%%

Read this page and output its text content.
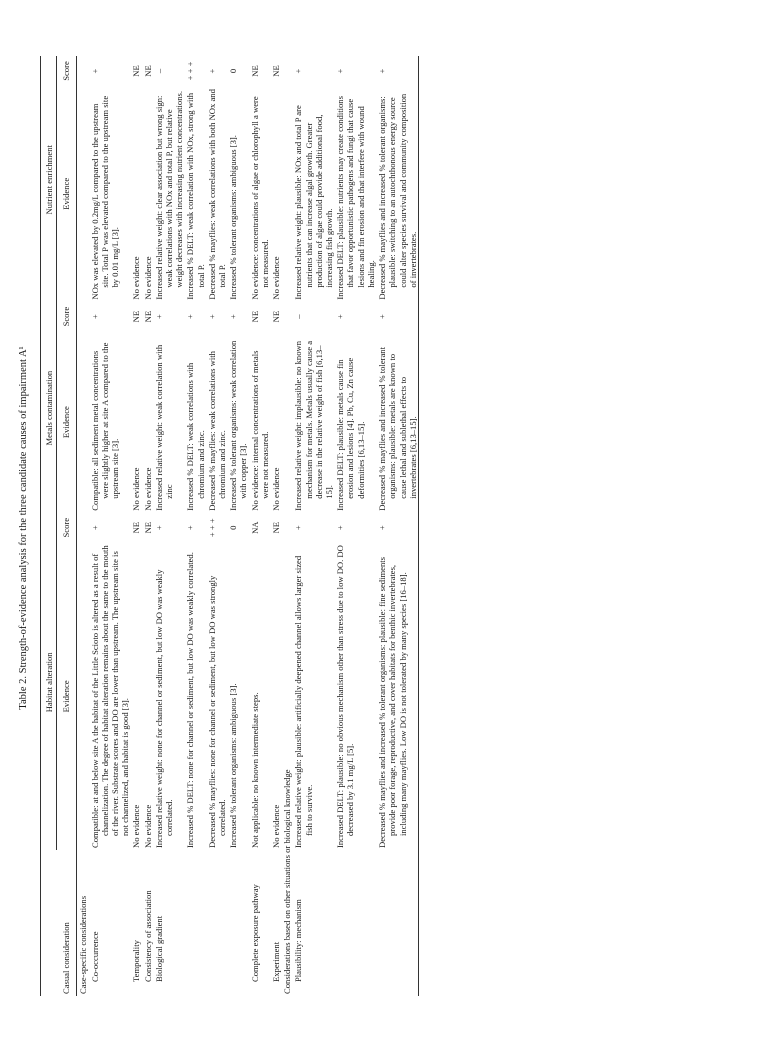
Table 2. Strength-of-evidence analysis for the three candidate causes of impairment A¹
	Habitat alteration		Metals contamination		Nutrient enrichment	
Casual consideration	Evidence	Score	Evidence	Score	Evidence	Score
Case-specific considerations						
Co-occurrence	Compatible: at and below site A the habitat of the Little Scioto is altered as a result of channelization. The degree of habitat alteration remains about the same to the mouth of the river. Substrate scores and DO are lower than upstream. The upstream site is not channelized, and habitat is good [3].	+	Compatible: all sediment metal concentrations were slightly higher at site A compared to the upstream site [3].	+	NOx was elevated by 0.2mg/L compared to the upstream site. Total P was elevated compared to the upstream site by 0.01 mg/L [3].	+
Temporality	No evidence	NE	No evidence	NE	No evidence	NE
Consistency of association	No evidence	NE	No evidence	NE	No evidence	NE
Biological gradient	Increased relative weight: none for channel or sediment, but low DO was weakly correlated.	+	Increased relative weight: weak correlation with zinc	+	Increased relative weight: clear association but wrong sign: weak correlations with NOx and total P, but relative weight decreases with increasing nutrient concentrations.	–
	Increased % DELT: none for channel or sediment, but low DO was weakly correlated.	+	Increased % DELT: weak correlations with chromium and zinc.	+	Increased % DELT: weak correlation with NOx, strong with total P.	+ + +
	Decreased % mayflies: none for channel or sediment, but low DO was strongly correlated.	+ + +	Decreased % mayflies: weak correlations with chromium and zinc.	+	Decreased % mayflies: weak correlations with both NOx and total P.	+
	Increased % tolerant organisms: ambiguous [3].	0	Increased % tolerant organisms: weak correlation with copper [3].	+	Increased % tolerant organisms: ambiguous [3].	0
Complete exposure pathway	Not applicable: no known intermediate steps.	NA	No evidence: internal concentrations of metals were not measured.	NE	No evidence: concentrations of algae or chlorophyll a were not measured.	NE
Experiment	No evidence	NE	No evidence	NE	No evidence	NE
Considerations based on other situations or biological knowledge						
Plausibility: mechanism	Increased relative weight: plausible: artificially deepened channel allows larger sized fish to survive.	+	Increased relative weight: implausible: no known mechanism for metals. Metals usually cause a decrease in the relative weight of fish [6,13–15].	–	Increased relative weight: plausible: NOx and total P are nutrients that can increase algal growth. Greater production of algae could provide additional food, increasing fish growth.	+
	Increased DELT: plausible: no obvious mechanism other than stress due to low DO. DO decreased by 3.1 mg/L [5].	+	Increased DELT: plausible: metals cause fin erosion and lesions [4]. Pb, Cu, Zn cause deformities [6,13–15].	+	Increased DELT: plausible: nutrients may create conditions that favor opportunistic pathogens and fungi that cause lesions and fin erosion and that interfere with wound healing.	+
	Decreased % mayflies and increased % tolerant organisms: plausible: fine sediments provide poor forage, reproductive, and cover habitats for benthic invertebrates, including many mayflies. Low DO is not tolerated by many species [16–18].	+	Decreased % mayflies and increased % tolerant organisms: plausible: metals are known to cause lethal and sublethal effects to invertebrates [6,13–15].	+	Decreased % mayflies and increased % tolerant organisms: plausible: switching to an autochthonous energy source could alter species survival and community composition of invertebrates.	+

%%

→ Directions for this task
Return the listing exactly as it appears, excluding any image.

→ Answer to this problem
Read this page and output its text content.
Table 2. Strength-of-evidence analysis for the three candidate causes of impairment A¹
	Habitat alteration		Metals contamination		Nutrient enrichment	
Casual consideration	Evidence	Score	Evidence	Score	Evidence	Score
Case-specific considerations						
Co-occurrence	Compatible: at and below site A the habitat of the Little Scioto is altered as a result of channelization. The degree of habitat alteration remains about the same to the mouth of the river. Substrate scores and DO are lower than upstream. The upstream site is not channelized, and habitat is good [3].	+	Compatible: all sediment metal concentrations were slightly higher at site A compared to the upstream site [3].	+	NOx was elevated by 0.2mg/L compared to the upstream site. Total P was elevated compared to the upstream site by 0.01 mg/L [3].	+
Temporality	No evidence	NE	No evidence	NE	No evidence	NE
Consistency of association	No evidence	NE	No evidence	NE	No evidence	NE
Biological gradient	Increased relative weight: none for channel or sediment, but low DO was weakly correlated.	+	Increased relative weight: weak correlation with zinc	+	Increased relative weight: clear association but wrong sign: weak correlations with NOx and total P, but relative weight decreases with increasing nutrient concentrations.	–
	Increased % DELT: none for channel or sediment, but low DO was weakly correlated.	+	Increased % DELT: weak correlations with chromium and zinc.	+	Increased % DELT: weak correlation with NOx, strong with total P.	+ + +
	Decreased % mayflies: none for channel or sediment, but low DO was strongly correlated.	+ + +	Decreased % mayflies: weak correlations with chromium and zinc.	+	Decreased % mayflies: weak correlations with both NOx and total P.	+
	Increased % tolerant organisms: ambiguous [3].	0	Increased % tolerant organisms: weak correlation with copper [3].	+	Increased % tolerant organisms: ambiguous [3].	0
Complete exposure pathway	Not applicable: no known intermediate steps.	NA	No evidence: internal concentrations of metals were not measured.	NE	No evidence: concentrations of algae or chlorophyll a were not measured.	NE
Experiment	No evidence	NE	No evidence	NE	No evidence	NE
Considerations based on other situations or biological knowledge						
Plausibility: mechanism	Increased relative weight: plausible: artificially deepened channel allows larger sized fish to survive.	+	Increased relative weight: implausible: no known mechanism for metals. Metals usually cause a decrease in the relative weight of fish [6,13–15].	–	Increased relative weight: plausible: NOx and total P are nutrients that can increase algal growth. Greater production of algae could provide additional food, increasing fish growth.	+
	Increased DELT: plausible: no obvious mechanism other than stress due to low DO. DO decreased by 3.1 mg/L [5].	+	Increased DELT: plausible: metals cause fin erosion and lesions [4]. Pb, Cu, Zn cause deformities [6,13–15].	+	Increased DELT: plausible: nutrients may create conditions that favor opportunistic pathogens and fungi that cause lesions and fin erosion and that interfere with wound healing.	+
	Decreased % mayflies and increased % tolerant organisms: plausible: fine sediments provide poor forage, reproductive, and cover habitats for benthic invertebrates, including many mayflies. Low DO is not tolerated by many species [16–18].	+	Decreased % mayflies and increased % tolerant organisms: plausible: metals are known to cause lethal and sublethal effects to invertebrates [6,13–15].	+	Decreased % mayflies and increased % tolerant organisms: plausible: switching to an autochthonous energy source could alter species survival and community composition of invertebrates.	+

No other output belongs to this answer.